§ Task prompt:
Restate the data word for word and leave the images out.

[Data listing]
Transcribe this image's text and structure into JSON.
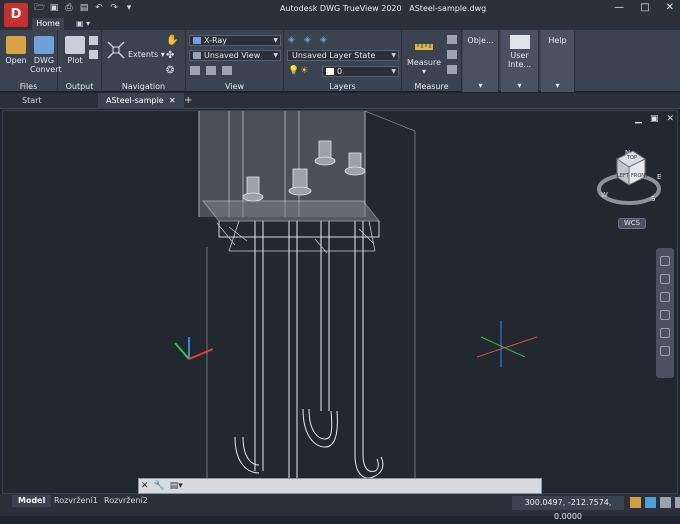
{
  "window": {
    "title": "Autodesk DWG TrueView 2020",
    "filename": "ASteel-sample.dwg",
    "minimize": "—",
    "maximize": "□",
    "close": "✕"
  },
  "logo": {
    "letter": "D",
    "color": "#c9302c"
  },
  "quick_access": [
    "folder-open-icon",
    "save-icon",
    "print-icon",
    "print-preview-icon",
    "undo-icon",
    "redo-icon",
    "more-icon"
  ],
  "ribbon_tabs": {
    "home": "Home",
    "extra": "▣ ▾"
  },
  "ribbon": {
    "files": {
      "label": "Files",
      "open": "Open",
      "dwg_convert_1": "DWG",
      "dwg_convert_2": "Convert"
    },
    "output": {
      "label": "Output",
      "plot": "Plot"
    },
    "navigation": {
      "label": "Navigation",
      "extents": "Extents"
    },
    "view": {
      "label": "View",
      "visual_style": "X-Ray",
      "named_view": "Unsaved View"
    },
    "layers": {
      "label": "Layers",
      "layer_state": "Unsaved Layer State",
      "current_layer": "0"
    },
    "measure": {
      "label": "Measure",
      "button": "Measure"
    },
    "objects": {
      "label": "Obje..."
    },
    "user_interface": {
      "label": "User Inte..."
    },
    "help": {
      "label": "Help"
    }
  },
  "file_tabs": {
    "start": "Start",
    "active": "ASteel-sample",
    "close": "✕",
    "add": "+"
  },
  "viewport_controls": {
    "minimize": "▁",
    "restore": "▣",
    "close": "✕"
  },
  "viewcube": {
    "top": "TOP",
    "left": "LEFT",
    "front": "FRONT",
    "n": "N",
    "w": "W",
    "s": "S",
    "e": "E",
    "wcs": "WCS"
  },
  "command_line": {
    "placeholder": ""
  },
  "layout_tabs": [
    "Model",
    "Rozvržení1",
    "Rozvržení2"
  ],
  "status": {
    "coordinates": "300.0497, -212.7574, 0.0000"
  },
  "colors": {
    "background": "#212830",
    "ribbon": "#3b4250",
    "accent": "#6da3d8",
    "axis_x": "#e04040",
    "axis_y": "#40c040",
    "axis_z": "#4080e0"
  }
}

§ Complete answer:
Transcribe this image's text and structure into JSON.
{
  "window": {
    "title": "Autodesk DWG TrueView 2020",
    "filename": "ASteel-sample.dwg",
    "minimize": "—",
    "maximize": "□",
    "close": "✕"
  },
  "logo": {
    "letter": "D",
    "color": "#c9302c"
  },
  "quick_access": [
    "folder-open-icon",
    "save-icon",
    "print-icon",
    "print-preview-icon",
    "undo-icon",
    "redo-icon",
    "more-icon"
  ],
  "ribbon_tabs": {
    "home": "Home",
    "extra": "▣ ▾"
  },
  "ribbon": {
    "files": {
      "label": "Files",
      "open": "Open",
      "dwg_convert_1": "DWG",
      "dwg_convert_2": "Convert"
    },
    "output": {
      "label": "Output",
      "plot": "Plot"
    },
    "navigation": {
      "label": "Navigation",
      "extents": "Extents"
    },
    "view": {
      "label": "View",
      "visual_style": "X-Ray",
      "named_view": "Unsaved View"
    },
    "layers": {
      "label": "Layers",
      "layer_state": "Unsaved Layer State",
      "current_layer": "0"
    },
    "measure": {
      "label": "Measure",
      "button": "Measure"
    },
    "objects": {
      "label": "Obje..."
    },
    "user_interface": {
      "label": "User Inte..."
    },
    "help": {
      "label": "Help"
    }
  },
  "file_tabs": {
    "start": "Start",
    "active": "ASteel-sample",
    "close": "✕",
    "add": "+"
  },
  "viewport_controls": {
    "minimize": "▁",
    "restore": "▣",
    "close": "✕"
  },
  "viewcube": {
    "top": "TOP",
    "left": "LEFT",
    "front": "FRONT",
    "n": "N",
    "w": "W",
    "s": "S",
    "e": "E",
    "wcs": "WCS"
  },
  "command_line": {
    "placeholder": ""
  },
  "layout_tabs": [
    "Model",
    "Rozvržení1",
    "Rozvržení2"
  ],
  "status": {
    "coordinates": "300.0497, -212.7574, 0.0000"
  },
  "colors": {
    "background": "#212830",
    "ribbon": "#3b4250",
    "accent": "#6da3d8",
    "axis_x": "#e04040",
    "axis_y": "#40c040",
    "axis_z": "#4080e0"
  }
}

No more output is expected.